EXERCISE DESCRIPTION: Reproduce every entry below precisely; do not include the pictures.

Saved entries:
== == ==

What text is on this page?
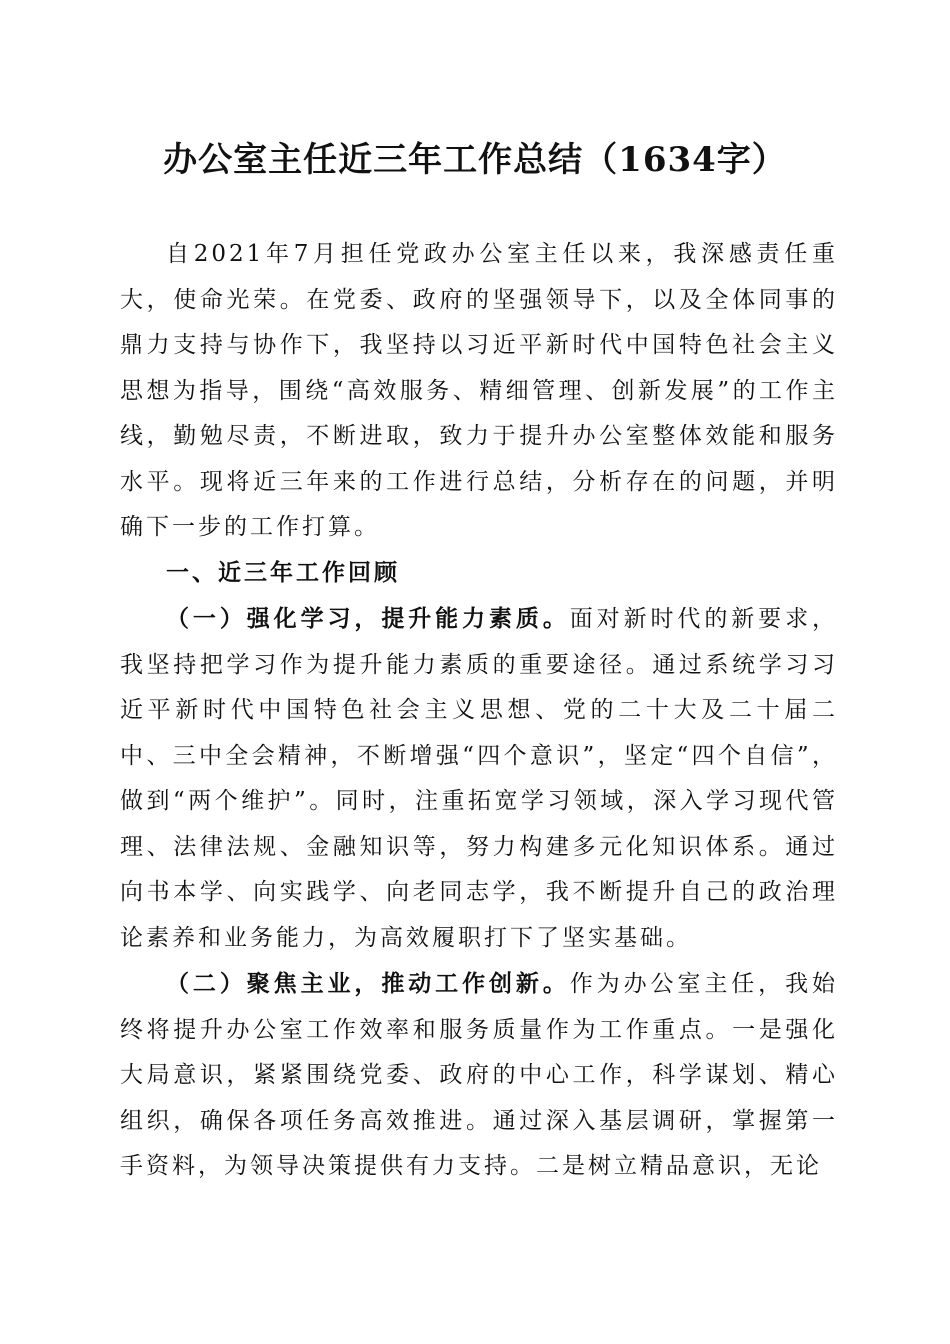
办公室主任近三年工作总结（1634字）

自2021年7月担任党政办公室主任以来，我深感责任重大，使命光荣。在党委、政府的坚强领导下，以及全体同事的鼎力支持与协作下，我坚持以习近平新时代中国特色社会主义思想为指导，围绕“高效服务、精细管理、创新发展”的工作主线，勤勉尽责，不断进取，致力于提升办公室整体效能和服务水平。现将近三年来的工作进行总结，分析存在的问题，并明确下一步的工作打算。

一、近三年工作回顾

（一）强化学习，提升能力素质。面对新时代的新要求，我坚持把学习作为提升能力素质的重要途径。通过系统学习习近平新时代中国特色社会主义思想、党的二十大及二十届二中、三中全会精神，不断增强“四个意识”，坚定“四个自信”，做到“两个维护”。同时，注重拓宽学习领域，深入学习现代管理、法律法规、金融知识等，努力构建多元化知识体系。通过向书本学、向实践学、向老同志学，我不断提升自己的政治理论素养和业务能力，为高效履职打下了坚实基础。

（二）聚焦主业，推动工作创新。作为办公室主任，我始终将提升办公室工作效率和服务质量作为工作重点。一是强化大局意识，紧紧围绕党委、政府的中心工作，科学谋划、精心组织，确保各项任务高效推进。通过深入基层调研，掌握第一手资料，为领导决策提供有力支持。二是树立精品意识，无论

== == ==

CORRECT RESPONSE:
What text is on this page?
办公室主任近三年工作总结（1634字）

自2021年7月担任党政办公室主任以来，我深感责任重大，使命光荣。在党委、政府的坚强领导下，以及全体同事的鼎力支持与协作下，我坚持以习近平新时代中国特色社会主义思想为指导，围绕“高效服务、精细管理、创新发展”的工作主线，勤勉尽责，不断进取，致力于提升办公室整体效能和服务水平。现将近三年来的工作进行总结，分析存在的问题，并明确下一步的工作打算。

一、近三年工作回顾

（一）强化学习，提升能力素质。面对新时代的新要求，我坚持把学习作为提升能力素质的重要途径。通过系统学习习近平新时代中国特色社会主义思想、党的二十大及二十届二中、三中全会精神，不断增强“四个意识”，坚定“四个自信”，做到“两个维护”。同时，注重拓宽学习领域，深入学习现代管理、法律法规、金融知识等，努力构建多元化知识体系。通过向书本学、向实践学、向老同志学，我不断提升自己的政治理论素养和业务能力，为高效履职打下了坚实基础。

（二）聚焦主业，推动工作创新。作为办公室主任，我始终将提升办公室工作效率和服务质量作为工作重点。一是强化大局意识，紧紧围绕党委、政府的中心工作，科学谋划、精心组织，确保各项任务高效推进。通过深入基层调研，掌握第一手资料，为领导决策提供有力支持。二是树立精品意识，无论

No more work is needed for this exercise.